**SOURCE DOCUMENT**.
The reason for f/16 is that you get a VERY broad depth-of-field (DoF).  This means that the range at which seems to be reasonably well focused is quite deep... both near and far subjects will seem to be pretty sharp.  That gives you a HUGE margin of error if the camera misses perfect focus.  If you drop down to f/5.6 then that range gets shallow and missing focus will be quite noticeable.  With faster USM lenses, you could decrease the ISO and close down the aperture to reduce the DoF.  This means that in the dirt-bike shots, the crowds in the background will be blurred instead of sharp -- and some people prefer this look because it helps your subject stand out more ... as they're the only thing in sharp focus.  But I'd "start" with f/16... get some practice, and work your way down as you gain confidence in your own skill and in the capabilities of your camera.

Since your subjects are moving, you can get artsy by practicing a technique called "panning".  For panning, you drop the shutter speed back down... say 1/125th or may even 1/60th... but the trick with panning is that the camera must "track" the subject (if you just hold the camera still then the subject will be blurred by the motion).  If you can accurately track the subject then you get a sharp subject, but the background will have a very obvious "motion blur" to it... this "implies motion" to anyone who looks at the photo.  Rather than freezing time, you definitely get the idea that the subject was moving with some speed.  This technique takes PRACTICE.  Don't expect to nail these shots... expect a lot of throw-aways before you get a keeper.  Work at it and you can increase your "keeper" ratio over time.

Summary:

Switch focus to "AI Servo"
Select center point as active focus point (don't let camera auto-select.)
Set ISO to 400
Set shutter speed to 1/500th
Set f-stop to f/16
If you prefer to use an auto-mode then select "Tv" mode, set the ISO to 400 (don't let it do auto-iso) and set the shutter speed to 1/500th... the camera will then auto-select the aperture (and it'll usually pick something close to f/16 in full sun.)  But a word of warning... the light meter in the camera can be confused by reflections.
Track the subject to make sure the center focus point stays on your subject.
Half-press the shutter button and make sure your subject appears sharp before you fully-press the button to take the shot.  The camera will continue to update the focus as the subject moves but if you press the button too soon then it'll take the shot before it could achieve focus.

For advanced fun:  start dropping the shutter speed.... try 1/250th, then 1/125th, then 1/60th.  Track the subject "carefully" so that their apparent position does not change within your viewfinder and only the background is moving.  If you're in Av mode the camera will auto-compensate by changing the aperture for you.  If you're in "M" then you'll need to decrease the f-stop by 1 full stop each time you slow down the shutter.

Good luck!  Don't forget to post your results.  We want to see how you do.


----------



## brandirad (May 15, 2012)

thanks for the advice everyone. i'll try the ai servo mode, that seems to be the key. Tim Campbell i really appreciate all your input. i will try that out this weekend at the lake. i'm trying to post pictures right now. and i have 75-300mm USM telephoto lens and the standard 18-55 mm zoom lens that comes with the kit. i have to use the 75-300mm lens though when shooting the jetski's because they are so far off the beach.


----------



## brandirad (May 15, 2012)

The first two pictures i took with the camera on the 'sports' preset.

**PROVIDED DATA**.
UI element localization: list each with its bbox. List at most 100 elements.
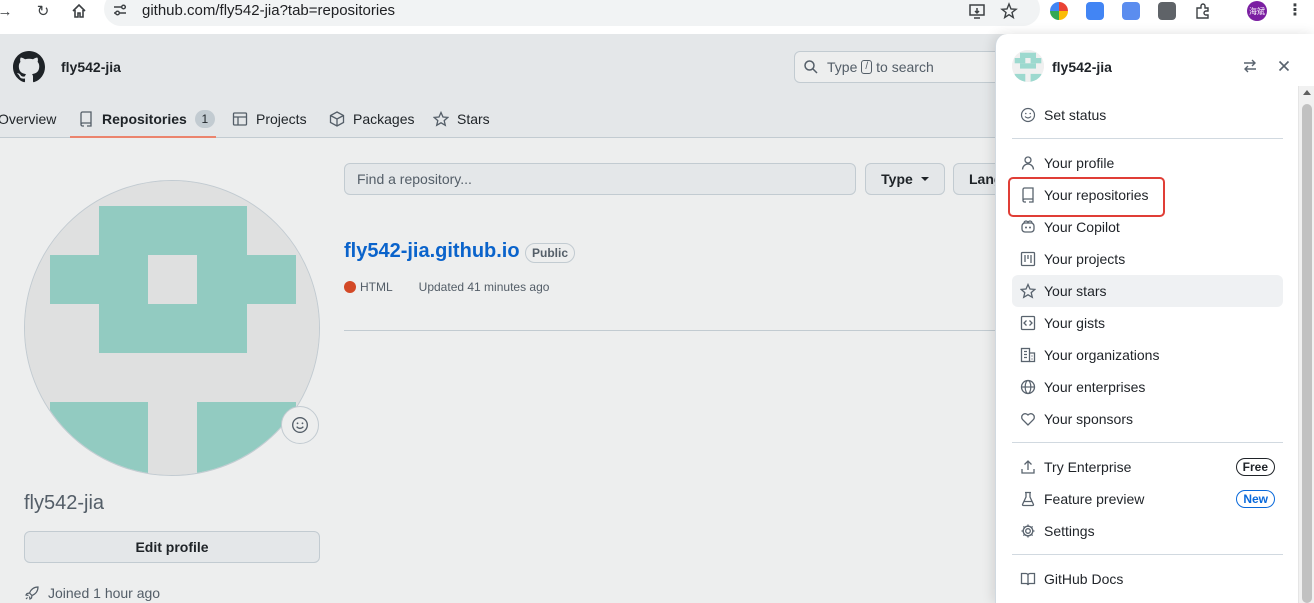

**TASKS TO CARRY OUT**.
[A] Could you copy the forum thread word for word, starting with "Track the subject to" and going on through "how you do."?
[B] Answer these questions from the forum thread:
(i) What ISO setting does the summary call for?
(ii) Which lens does brandirad have to use when shooting the jetskis?
(iii) What shutter speeds does the panning paragraph suggest?
The listing isn't needed for anything here.

**SOLUTIONS TO THE TASKS**.
[A]
Track the subject to make sure the center focus point stays on your subject.
Half-press the shutter button and make sure your subject appears sharp before you fully-press the button to take the shot.  The camera will continue to update the focus as the subject moves but if you press the button too soon then it'll take the shot before it could achieve focus.

For advanced fun:  start dropping the shutter speed.... try 1/250th, then 1/125th, then 1/60th.  Track the subject "carefully" so that their apparent position does not change within your viewfinder and only the background is moving.  If you're in Av mode the camera will auto-compensate by changing the aperture for you.  If you're in "M" then you'll need to decrease the f-stop by 1 full stop each time you slow down the shutter.

Good luck!  Don't forget to post your results.  We want to see how you do.

[B]
(i) ISO 400.
(ii) The 75-300mm USM telephoto lens.
(iii) 1/125th, or maybe even 1/60th.